EXERCISE GOAL
The data below must be copied in full and without any change.
----------
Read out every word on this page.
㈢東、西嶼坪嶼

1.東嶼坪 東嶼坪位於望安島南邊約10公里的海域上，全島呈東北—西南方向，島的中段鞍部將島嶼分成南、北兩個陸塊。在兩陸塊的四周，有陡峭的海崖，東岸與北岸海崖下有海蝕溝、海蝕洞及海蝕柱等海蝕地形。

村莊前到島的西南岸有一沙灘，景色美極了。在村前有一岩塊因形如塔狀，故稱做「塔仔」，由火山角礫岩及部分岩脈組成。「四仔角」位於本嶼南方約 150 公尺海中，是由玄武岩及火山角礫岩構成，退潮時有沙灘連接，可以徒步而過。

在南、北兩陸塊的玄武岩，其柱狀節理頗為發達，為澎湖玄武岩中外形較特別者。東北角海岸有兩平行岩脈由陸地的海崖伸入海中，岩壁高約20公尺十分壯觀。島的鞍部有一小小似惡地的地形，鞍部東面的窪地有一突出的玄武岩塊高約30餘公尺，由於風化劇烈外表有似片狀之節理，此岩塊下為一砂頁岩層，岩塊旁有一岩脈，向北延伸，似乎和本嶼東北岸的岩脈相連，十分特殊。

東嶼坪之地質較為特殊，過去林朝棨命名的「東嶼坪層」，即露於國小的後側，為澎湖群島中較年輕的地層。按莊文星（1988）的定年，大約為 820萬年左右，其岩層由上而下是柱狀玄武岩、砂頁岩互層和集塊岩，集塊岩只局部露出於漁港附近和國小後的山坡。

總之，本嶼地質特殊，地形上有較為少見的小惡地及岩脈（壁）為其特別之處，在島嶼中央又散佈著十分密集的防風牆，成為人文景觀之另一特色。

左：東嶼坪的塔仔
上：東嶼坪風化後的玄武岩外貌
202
----------
RESULT OF THE EXERCISE
Read out every word on this page.
㈢東、西嶼坪嶼

1.東嶼坪 東嶼坪位於望安島南邊約10公里的海域上，全島呈東北—西南方向，島的中段鞍部將島嶼分成南、北兩個陸塊。在兩陸塊的四周，有陡峭的海崖，東岸與北岸海崖下有海蝕溝、海蝕洞及海蝕柱等海蝕地形。

村莊前到島的西南岸有一沙灘，景色美極了。在村前有一岩塊因形如塔狀，故稱做「塔仔」，由火山角礫岩及部分岩脈組成。「四仔角」位於本嶼南方約 150 公尺海中，是由玄武岩及火山角礫岩構成，退潮時有沙灘連接，可以徒步而過。

在南、北兩陸塊的玄武岩，其柱狀節理頗為發達，為澎湖玄武岩中外形較特別者。東北角海岸有兩平行岩脈由陸地的海崖伸入海中，岩壁高約20公尺十分壯觀。島的鞍部有一小小似惡地的地形，鞍部東面的窪地有一突出的玄武岩塊高約30餘公尺，由於風化劇烈外表有似片狀之節理，此岩塊下為一砂頁岩層，岩塊旁有一岩脈，向北延伸，似乎和本嶼東北岸的岩脈相連，十分特殊。

東嶼坪之地質較為特殊，過去林朝棨命名的「東嶼坪層」，即露於國小的後側，為澎湖群島中較年輕的地層。按莊文星（1988）的定年，大約為 820萬年左右，其岩層由上而下是柱狀玄武岩、砂頁岩互層和集塊岩，集塊岩只局部露出於漁港附近和國小後的山坡。

總之，本嶼地質特殊，地形上有較為少見的小惡地及岩脈（壁）為其特別之處，在島嶼中央又散佈著十分密集的防風牆，成為人文景觀之另一特色。

左：東嶼坪的塔仔
上：東嶼坪風化後的玄武岩外貌
202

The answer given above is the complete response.